▶ [PEDIDO] Retome a notícia sobre o afastamento do prefeito de São Bernardo do Campo e escreva a continuação a partir da última frase.

▶ [TRECHO DO DOCUMENTO]

>>>>

BRASÍLIA, DF E SÃO PAULO, SP (FOLHAPRESS) – A Justiça determinou o afastamento, pelo período de um ano, do prefeito de São Bernardo do Campo, Marcelo Lima (Podemos). Ele é um dos alvos de uma operação da Polícia Federal deflagrada na manhã desta quinta-feira (14) para apurar a suspeita de corrupção e lavagem de dinheiro na prefeitura da cidade na Grande São Paulo.

A 4ª Câmara de Direito Criminal do TJ-SP (Tribunal de Justiça de São Paulo) autorizou a ação e determinou, além do afastamento dos cargos, a quebra de sigilo bancário e fiscal dos alvos, que incluíram dois vereadores, um secretário municipal e um servidor público.

A PF atuou em São Paulo, São Bernardo do Campo, Santo André, Mauá e Diadema, na ação denominada Operação Estafeta. O tribunal negou a prisão de Lima, mas determinou o uso de tornozeleira eletrônica, como medida cautelar. O afastamento do prefeito foi divulgado pela TV Globo e confirmado pela reportagem.

<<<<

▶ [DADOS FORNECIDOS]

>>>>

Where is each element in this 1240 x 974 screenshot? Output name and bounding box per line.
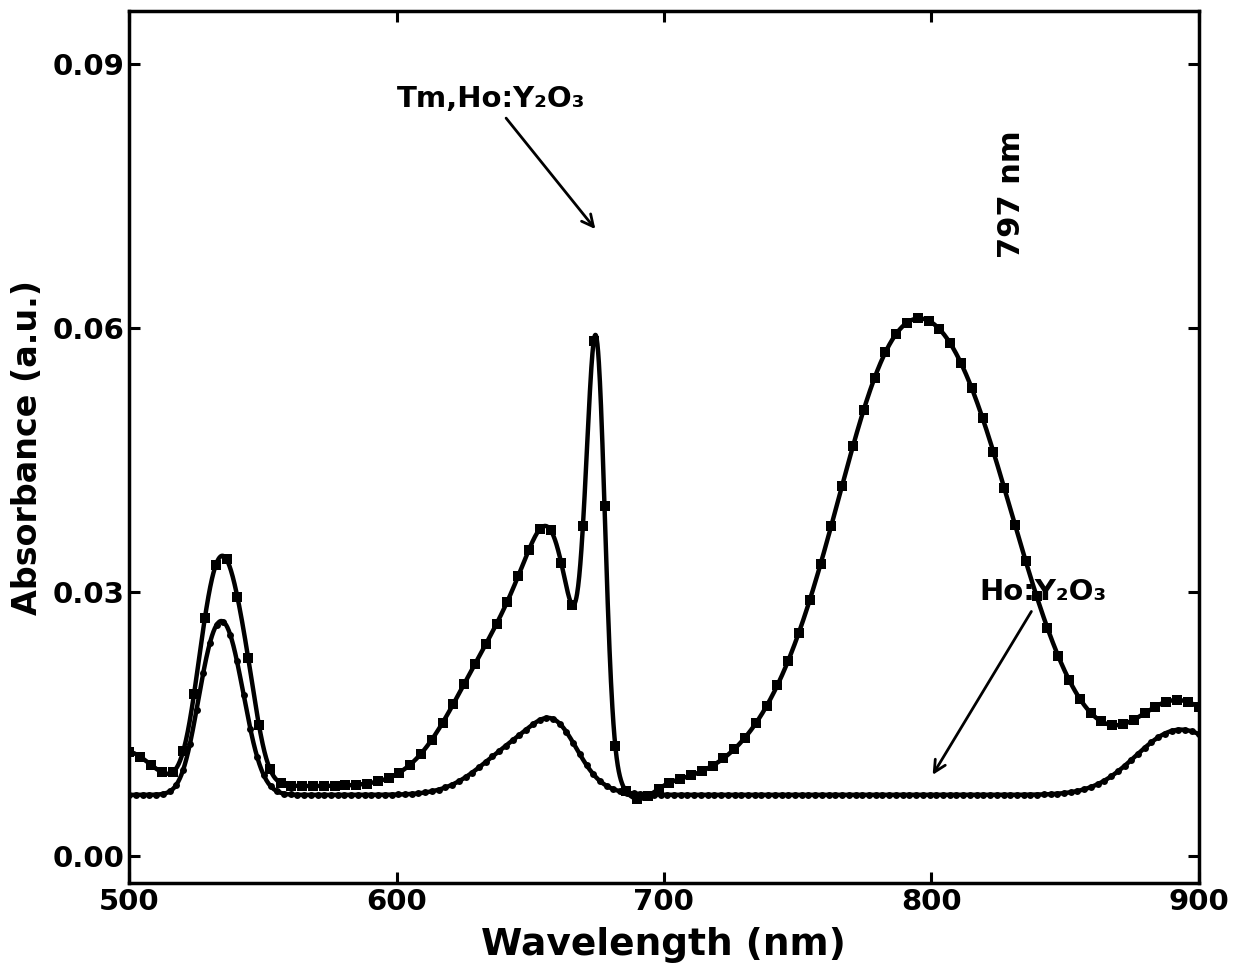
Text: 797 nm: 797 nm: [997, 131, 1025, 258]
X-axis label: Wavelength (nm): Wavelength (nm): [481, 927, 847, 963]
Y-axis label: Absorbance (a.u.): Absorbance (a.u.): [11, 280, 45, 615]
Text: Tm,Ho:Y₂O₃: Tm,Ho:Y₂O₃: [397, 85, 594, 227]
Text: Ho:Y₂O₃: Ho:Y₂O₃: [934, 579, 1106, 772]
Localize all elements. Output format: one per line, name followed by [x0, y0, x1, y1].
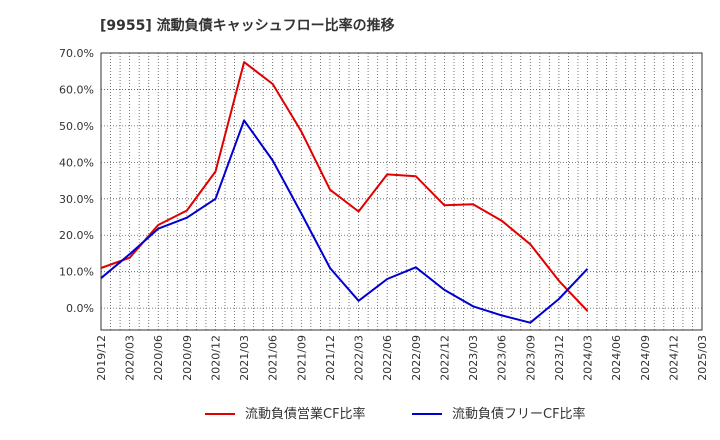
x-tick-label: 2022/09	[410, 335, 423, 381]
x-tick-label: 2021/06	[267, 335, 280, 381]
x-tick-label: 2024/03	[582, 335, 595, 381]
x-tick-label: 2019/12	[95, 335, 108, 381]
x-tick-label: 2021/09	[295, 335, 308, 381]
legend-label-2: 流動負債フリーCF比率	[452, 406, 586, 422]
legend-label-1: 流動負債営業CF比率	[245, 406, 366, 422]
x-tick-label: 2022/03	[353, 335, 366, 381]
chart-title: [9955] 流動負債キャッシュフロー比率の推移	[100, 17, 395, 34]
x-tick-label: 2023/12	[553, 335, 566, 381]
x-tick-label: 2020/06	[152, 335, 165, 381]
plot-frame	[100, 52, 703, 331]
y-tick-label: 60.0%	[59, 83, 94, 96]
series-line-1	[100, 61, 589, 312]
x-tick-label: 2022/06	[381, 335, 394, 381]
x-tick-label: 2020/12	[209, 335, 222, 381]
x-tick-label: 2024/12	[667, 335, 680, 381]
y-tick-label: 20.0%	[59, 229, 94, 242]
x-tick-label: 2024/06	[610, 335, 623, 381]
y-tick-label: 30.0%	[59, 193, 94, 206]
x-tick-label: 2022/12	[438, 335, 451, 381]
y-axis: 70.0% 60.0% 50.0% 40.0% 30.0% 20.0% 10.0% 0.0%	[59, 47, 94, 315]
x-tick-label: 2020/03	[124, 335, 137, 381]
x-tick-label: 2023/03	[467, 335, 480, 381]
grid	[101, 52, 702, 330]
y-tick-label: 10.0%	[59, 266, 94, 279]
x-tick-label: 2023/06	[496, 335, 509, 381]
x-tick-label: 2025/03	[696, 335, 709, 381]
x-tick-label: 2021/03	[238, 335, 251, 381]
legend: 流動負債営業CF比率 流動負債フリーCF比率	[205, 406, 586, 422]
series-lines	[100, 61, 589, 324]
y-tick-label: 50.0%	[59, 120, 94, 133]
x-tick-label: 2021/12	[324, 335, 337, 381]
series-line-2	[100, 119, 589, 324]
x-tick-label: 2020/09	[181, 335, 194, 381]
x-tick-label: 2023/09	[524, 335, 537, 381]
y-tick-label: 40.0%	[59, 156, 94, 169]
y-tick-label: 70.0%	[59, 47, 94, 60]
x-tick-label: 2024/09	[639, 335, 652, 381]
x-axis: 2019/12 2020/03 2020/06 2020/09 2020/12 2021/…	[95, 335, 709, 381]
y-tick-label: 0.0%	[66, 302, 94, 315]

<<<<

▶ [RESPOSTA]
Em nota, a Prefeitura de São Bernardo do Campo disse que vai colaborar com as investigações. “A gestão municipal é a principal interessada para que tudo seja devidamente apurado. Reforçamos que o episódio não afeta os serviços na cidade.”

Um dos vereadores afastados é Danilo Lima (Podemos), primo do prefeito e presidente da Câmara Municipal. A reportagem procurou o órgão, que disse ainda não ter um posicionamento sobre o caso.

Em nota, o Podemos, partido dos dois políticos, diz que em oito meses de mandato Marcelo Lima fez um grande trabalho e que confia na sua lisura. “Acreditamos também ser necessária prudência em relação todo tipo de manifestação leviana, sem as devidas informações acerca das recentes investigações”, afirma.

“Reafirmamos nossa crença na importância de que as apurações devam ocorrer com responsabilidade e respeito às garantias legais, inclusive com o necessário direito de defesa.” O mesmo se aplica, diz a sigla, ao vereador Danilo Lima.

Já o servidor público afastado é da Alesp (Assembleia Legislativa do Estado de São Paulo). Paulo Iran Paulino da Costa, segundo o site do Legislativo, atuava como assessor legislativo no gabinete do deputado estadual Rodrigo Moraes (PL) desde 2 de setembro de 2022, com salário bruto mensal, em junho, de R$ 8.419,42. Procurado, o deputado respondeu, por meio de assessoria, que exonerou o servidor quando soube da investigação.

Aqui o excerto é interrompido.